**TASK OBJECTIVE**
Write out all of the entries exactly as given.

**RECORDS SUPPLIED**
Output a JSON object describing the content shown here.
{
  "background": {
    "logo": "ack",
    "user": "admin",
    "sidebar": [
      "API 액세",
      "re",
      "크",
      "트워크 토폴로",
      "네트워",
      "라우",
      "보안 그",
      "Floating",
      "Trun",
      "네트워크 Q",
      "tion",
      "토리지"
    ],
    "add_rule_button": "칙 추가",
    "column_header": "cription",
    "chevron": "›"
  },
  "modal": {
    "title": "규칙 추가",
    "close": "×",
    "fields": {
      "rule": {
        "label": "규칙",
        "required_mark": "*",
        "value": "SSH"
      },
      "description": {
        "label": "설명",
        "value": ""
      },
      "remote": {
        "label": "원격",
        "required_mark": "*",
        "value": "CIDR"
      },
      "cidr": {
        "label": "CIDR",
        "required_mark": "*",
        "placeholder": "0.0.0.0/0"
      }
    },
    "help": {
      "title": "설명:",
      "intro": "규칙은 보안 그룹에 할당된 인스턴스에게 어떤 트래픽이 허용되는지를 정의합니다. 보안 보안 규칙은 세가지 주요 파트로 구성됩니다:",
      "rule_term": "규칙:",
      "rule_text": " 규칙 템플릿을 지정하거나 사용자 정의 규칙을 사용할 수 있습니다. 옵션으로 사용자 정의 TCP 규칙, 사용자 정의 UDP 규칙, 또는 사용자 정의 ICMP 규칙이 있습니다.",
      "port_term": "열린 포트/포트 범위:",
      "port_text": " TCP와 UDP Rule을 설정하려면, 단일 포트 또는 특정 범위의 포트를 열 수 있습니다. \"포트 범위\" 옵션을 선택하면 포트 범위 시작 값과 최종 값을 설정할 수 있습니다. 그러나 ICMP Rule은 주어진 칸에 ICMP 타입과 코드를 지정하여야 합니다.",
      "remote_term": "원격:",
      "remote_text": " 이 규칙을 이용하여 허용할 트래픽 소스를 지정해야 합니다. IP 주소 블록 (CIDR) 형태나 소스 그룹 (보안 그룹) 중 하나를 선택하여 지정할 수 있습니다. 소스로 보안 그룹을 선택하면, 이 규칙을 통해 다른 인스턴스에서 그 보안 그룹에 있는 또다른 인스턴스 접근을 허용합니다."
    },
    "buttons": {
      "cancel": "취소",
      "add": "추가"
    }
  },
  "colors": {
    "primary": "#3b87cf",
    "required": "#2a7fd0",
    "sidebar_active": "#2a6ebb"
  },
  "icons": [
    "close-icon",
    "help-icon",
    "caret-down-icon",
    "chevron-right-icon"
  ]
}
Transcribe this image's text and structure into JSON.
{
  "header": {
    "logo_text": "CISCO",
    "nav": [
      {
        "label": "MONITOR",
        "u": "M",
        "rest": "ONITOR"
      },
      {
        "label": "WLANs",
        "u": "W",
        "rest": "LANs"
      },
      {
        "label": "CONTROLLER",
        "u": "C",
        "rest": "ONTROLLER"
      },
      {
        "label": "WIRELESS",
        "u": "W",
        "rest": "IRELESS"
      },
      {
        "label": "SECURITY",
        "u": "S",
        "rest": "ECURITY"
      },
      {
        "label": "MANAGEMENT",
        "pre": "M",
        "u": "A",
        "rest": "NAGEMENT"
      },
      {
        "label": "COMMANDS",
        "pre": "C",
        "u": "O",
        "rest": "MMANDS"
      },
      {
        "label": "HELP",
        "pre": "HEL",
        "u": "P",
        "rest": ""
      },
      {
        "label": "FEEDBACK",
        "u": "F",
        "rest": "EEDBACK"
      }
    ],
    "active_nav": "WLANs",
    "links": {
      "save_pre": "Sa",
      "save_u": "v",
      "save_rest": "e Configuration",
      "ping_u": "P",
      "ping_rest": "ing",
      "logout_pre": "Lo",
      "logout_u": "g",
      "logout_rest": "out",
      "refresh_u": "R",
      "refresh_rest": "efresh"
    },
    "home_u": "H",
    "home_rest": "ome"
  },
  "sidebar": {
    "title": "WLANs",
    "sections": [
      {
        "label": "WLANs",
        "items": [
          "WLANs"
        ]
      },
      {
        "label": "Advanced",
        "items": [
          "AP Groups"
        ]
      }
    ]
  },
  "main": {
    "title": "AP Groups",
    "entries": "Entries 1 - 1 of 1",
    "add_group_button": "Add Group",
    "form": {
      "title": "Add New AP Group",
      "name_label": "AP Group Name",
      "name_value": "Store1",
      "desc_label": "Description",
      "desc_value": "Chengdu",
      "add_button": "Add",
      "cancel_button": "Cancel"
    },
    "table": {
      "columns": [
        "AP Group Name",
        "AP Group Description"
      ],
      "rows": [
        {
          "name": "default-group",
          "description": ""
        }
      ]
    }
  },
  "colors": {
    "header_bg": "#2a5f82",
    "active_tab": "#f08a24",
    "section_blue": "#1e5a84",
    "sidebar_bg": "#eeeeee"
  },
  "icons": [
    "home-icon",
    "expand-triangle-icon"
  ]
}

**THE COMPLETED TASK**
Output a JSON object describing the content shown here.
{
  "background": {
    "logo": "ack",
    "user": "admin",
    "sidebar": [
      "API 액세",
      "re",
      "크",
      "트워크 토폴로",
      "네트워",
      "라우",
      "보안 그",
      "Floating",
      "Trun",
      "네트워크 Q",
      "tion",
      "토리지"
    ],
    "add_rule_button": "칙 추가",
    "column_header": "cription",
    "chevron": "›"
  },
  "modal": {
    "title": "규칙 추가",
    "close": "×",
    "fields": {
      "rule": {
        "label": "규칙",
        "required_mark": "*",
        "value": "SSH"
      },
      "description": {
        "label": "설명",
        "value": ""
      },
      "remote": {
        "label": "원격",
        "required_mark": "*",
        "value": "CIDR"
      },
      "cidr": {
        "label": "CIDR",
        "required_mark": "*",
        "placeholder": "0.0.0.0/0"
      }
    },
    "help": {
      "title": "설명:",
      "intro": "규칙은 보안 그룹에 할당된 인스턴스에게 어떤 트래픽이 허용되는지를 정의합니다. 보안 보안 규칙은 세가지 주요 파트로 구성됩니다:",
      "rule_term": "규칙:",
      "rule_text": " 규칙 템플릿을 지정하거나 사용자 정의 규칙을 사용할 수 있습니다. 옵션으로 사용자 정의 TCP 규칙, 사용자 정의 UDP 규칙, 또는 사용자 정의 ICMP 규칙이 있습니다.",
      "port_term": "열린 포트/포트 범위:",
      "port_text": " TCP와 UDP Rule을 설정하려면, 단일 포트 또는 특정 범위의 포트를 열 수 있습니다. \"포트 범위\" 옵션을 선택하면 포트 범위 시작 값과 최종 값을 설정할 수 있습니다. 그러나 ICMP Rule은 주어진 칸에 ICMP 타입과 코드를 지정하여야 합니다.",
      "remote_term": "원격:",
      "remote_text": " 이 규칙을 이용하여 허용할 트래픽 소스를 지정해야 합니다. IP 주소 블록 (CIDR) 형태나 소스 그룹 (보안 그룹) 중 하나를 선택하여 지정할 수 있습니다. 소스로 보안 그룹을 선택하면, 이 규칙을 통해 다른 인스턴스에서 그 보안 그룹에 있는 또다른 인스턴스 접근을 허용합니다."
    },
    "buttons": {
      "cancel": "취소",
      "add": "추가"
    }
  },
  "colors": {
    "primary": "#3b87cf",
    "required": "#2a7fd0",
    "sidebar_active": "#2a6ebb"
  },
  "icons": [
    "close-icon",
    "help-icon",
    "caret-down-icon",
    "chevron-right-icon"
  ]
}
Transcribe this image's text and structure into JSON.
{
  "header": {
    "logo_text": "CISCO",
    "nav": [
      {
        "label": "MONITOR",
        "u": "M",
        "rest": "ONITOR"
      },
      {
        "label": "WLANs",
        "u": "W",
        "rest": "LANs"
      },
      {
        "label": "CONTROLLER",
        "u": "C",
        "rest": "ONTROLLER"
      },
      {
        "label": "WIRELESS",
        "u": "W",
        "rest": "IRELESS"
      },
      {
        "label": "SECURITY",
        "u": "S",
        "rest": "ECURITY"
      },
      {
        "label": "MANAGEMENT",
        "pre": "M",
        "u": "A",
        "rest": "NAGEMENT"
      },
      {
        "label": "COMMANDS",
        "pre": "C",
        "u": "O",
        "rest": "MMANDS"
      },
      {
        "label": "HELP",
        "pre": "HEL",
        "u": "P",
        "rest": ""
      },
      {
        "label": "FEEDBACK",
        "u": "F",
        "rest": "EEDBACK"
      }
    ],
    "active_nav": "WLANs",
    "links": {
      "save_pre": "Sa",
      "save_u": "v",
      "save_rest": "e Configuration",
      "ping_u": "P",
      "ping_rest": "ing",
      "logout_pre": "Lo",
      "logout_u": "g",
      "logout_rest": "out",
      "refresh_u": "R",
      "refresh_rest": "efresh"
    },
    "home_u": "H",
    "home_rest": "ome"
  },
  "sidebar": {
    "title": "WLANs",
    "sections": [
      {
        "label": "WLANs",
        "items": [
          "WLANs"
        ]
      },
      {
        "label": "Advanced",
        "items": [
          "AP Groups"
        ]
      }
    ]
  },
  "main": {
    "title": "AP Groups",
    "entries": "Entries 1 - 1 of 1",
    "add_group_button": "Add Group",
    "form": {
      "title": "Add New AP Group",
      "name_label": "AP Group Name",
      "name_value": "Store1",
      "desc_label": "Description",
      "desc_value": "Chengdu",
      "add_button": "Add",
      "cancel_button": "Cancel"
    },
    "table": {
      "columns": [
        "AP Group Name",
        "AP Group Description"
      ],
      "rows": [
        {
          "name": "default-group",
          "description": ""
        }
      ]
    }
  },
  "colors": {
    "header_bg": "#2a5f82",
    "active_tab": "#f08a24",
    "section_blue": "#1e5a84",
    "sidebar_bg": "#eeeeee"
  },
  "icons": [
    "home-icon",
    "expand-triangle-icon"
  ]
}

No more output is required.